* Excerpted records *
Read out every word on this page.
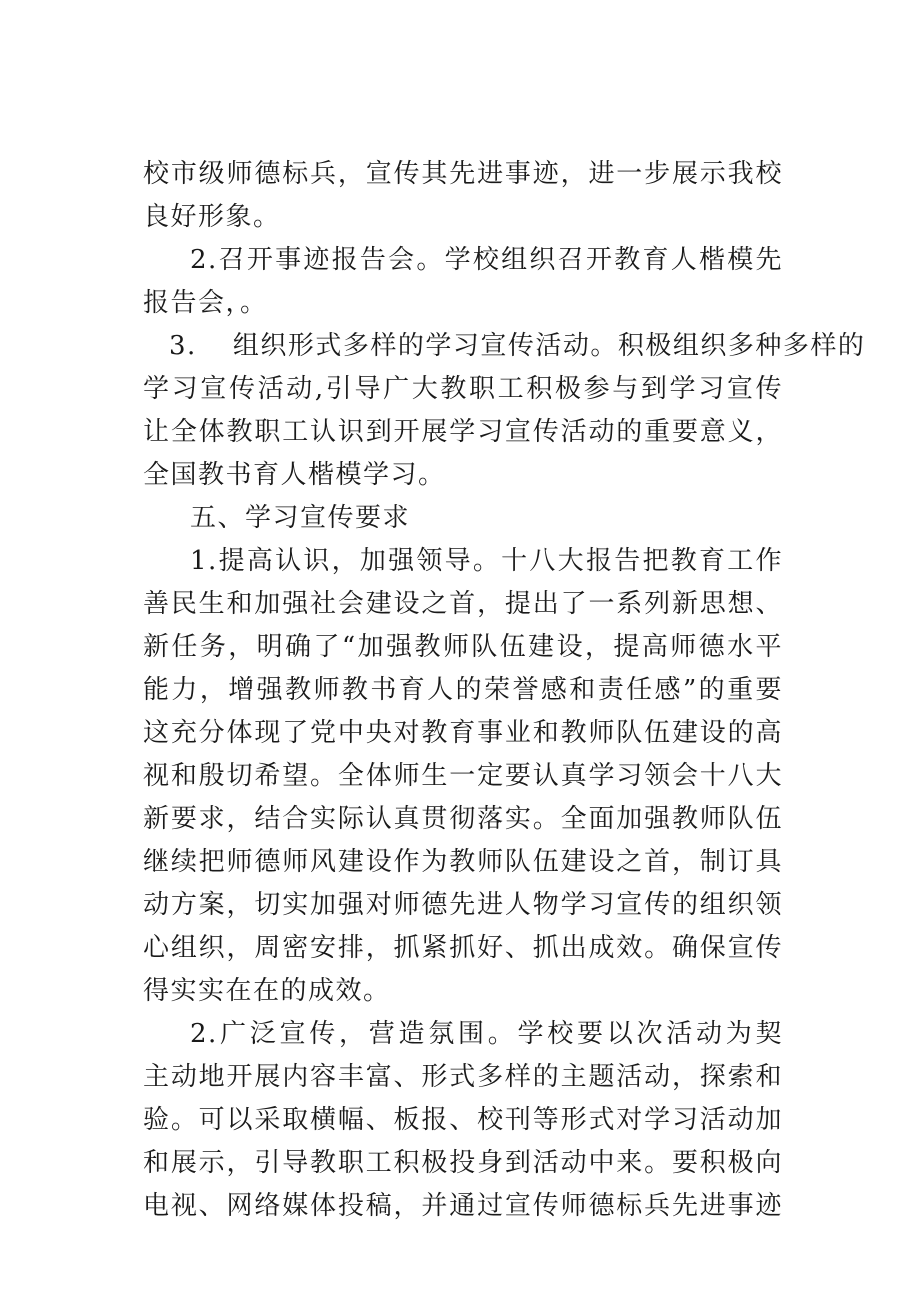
校市级师德标兵，宣传其先进事迹，进一步展示我校
良好形象。
2.召开事迹报告会。学校组织召开教育人楷模先
报告会，。
3. 组织形式多样的学习宣传活动。积极组织多种多样的
学习宣传活动,引导广大教职工积极参与到学习宣传
让全体教职工认识到开展学习宣传活动的重要意义，
全国教书育人楷模学习。
五、学习宣传要求
1.提高认识，加强领导。十八大报告把教育工作
善民生和加强社会建设之首，提出了一系列新思想、
新任务，明确了“加强教师队伍建设，提高师德水平
能力，增强教师教书育人的荣誉感和责任感”的重要
这充分体现了党中央对教育事业和教师队伍建设的高
视和殷切希望。全体师生一定要认真学习领会十八大
新要求，结合实际认真贯彻落实。全面加强教师队伍
继续把师德师风建设作为教师队伍建设之首，制订具
动方案，切实加强对师德先进人物学习宣传的组织领
心组织，周密安排，抓紧抓好、抓出成效。确保宣传
得实实在在的成效。
2.广泛宣传，营造氛围。学校要以次活动为契
主动地开展内容丰富、形式多样的主题活动，探索和
验。可以采取横幅、板报、校刊等形式对学习活动加
和展示，引导教职工积极投身到活动中来。要积极向
电视、网络媒体投稿，并通过宣传师德标兵先进事迹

* Aim of the task *
Leave the pictures out and reproduce each record exactly as written.

* Solution to the problem *
Read out every word on this page.
校市级师德标兵，宣传其先进事迹，进一步展示我校
良好形象。
2.召开事迹报告会。学校组织召开教育人楷模先
报告会，。
3. 组织形式多样的学习宣传活动。积极组织多种多样的
学习宣传活动,引导广大教职工积极参与到学习宣传
让全体教职工认识到开展学习宣传活动的重要意义，
全国教书育人楷模学习。
五、学习宣传要求
1.提高认识，加强领导。十八大报告把教育工作
善民生和加强社会建设之首，提出了一系列新思想、
新任务，明确了“加强教师队伍建设，提高师德水平
能力，增强教师教书育人的荣誉感和责任感”的重要
这充分体现了党中央对教育事业和教师队伍建设的高
视和殷切希望。全体师生一定要认真学习领会十八大
新要求，结合实际认真贯彻落实。全面加强教师队伍
继续把师德师风建设作为教师队伍建设之首，制订具
动方案，切实加强对师德先进人物学习宣传的组织领
心组织，周密安排，抓紧抓好、抓出成效。确保宣传
得实实在在的成效。
2.广泛宣传，营造氛围。学校要以次活动为契
主动地开展内容丰富、形式多样的主题活动，探索和
验。可以采取横幅、板报、校刊等形式对学习活动加
和展示，引导教职工积极投身到活动中来。要积极向
电视、网络媒体投稿，并通过宣传师德标兵先进事迹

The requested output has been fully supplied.